RECORD SET:
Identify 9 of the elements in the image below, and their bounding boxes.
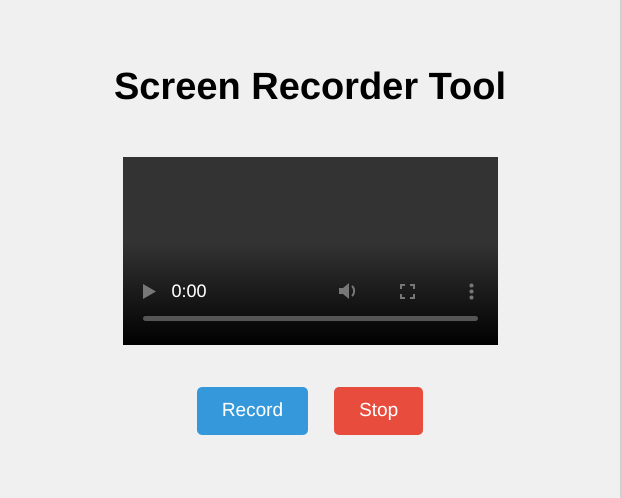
play-icon[interactable] <box>142 284 156 298</box>
volume-icon[interactable] <box>338 282 358 300</box>
time-display: 0:00 <box>172 280 207 302</box>
fullscreen-icon[interactable] <box>400 284 414 298</box>
page-title: Screen Recorder Tool <box>112 65 508 110</box>
record-button[interactable]: Record <box>196 387 308 435</box>
progress-track[interactable] <box>142 316 478 321</box>
stop-button[interactable]: Stop <box>334 387 424 435</box>
more-options-icon[interactable] <box>468 282 474 300</box>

TO DO: Copy every line from the rows above word for word, leaving out the pictures.

CORRECT OUTPUT:
Identify 9 of the elements in the image below, and their bounding boxes.
play-icon[interactable] <box>142 284 156 298</box>
volume-icon[interactable] <box>338 282 358 300</box>
time-display: 0:00 <box>172 280 207 302</box>
fullscreen-icon[interactable] <box>400 284 414 298</box>
page-title: Screen Recorder Tool <box>112 65 508 110</box>
record-button[interactable]: Record <box>196 387 308 435</box>
progress-track[interactable] <box>142 316 478 321</box>
stop-button[interactable]: Stop <box>334 387 424 435</box>
more-options-icon[interactable] <box>468 282 474 300</box>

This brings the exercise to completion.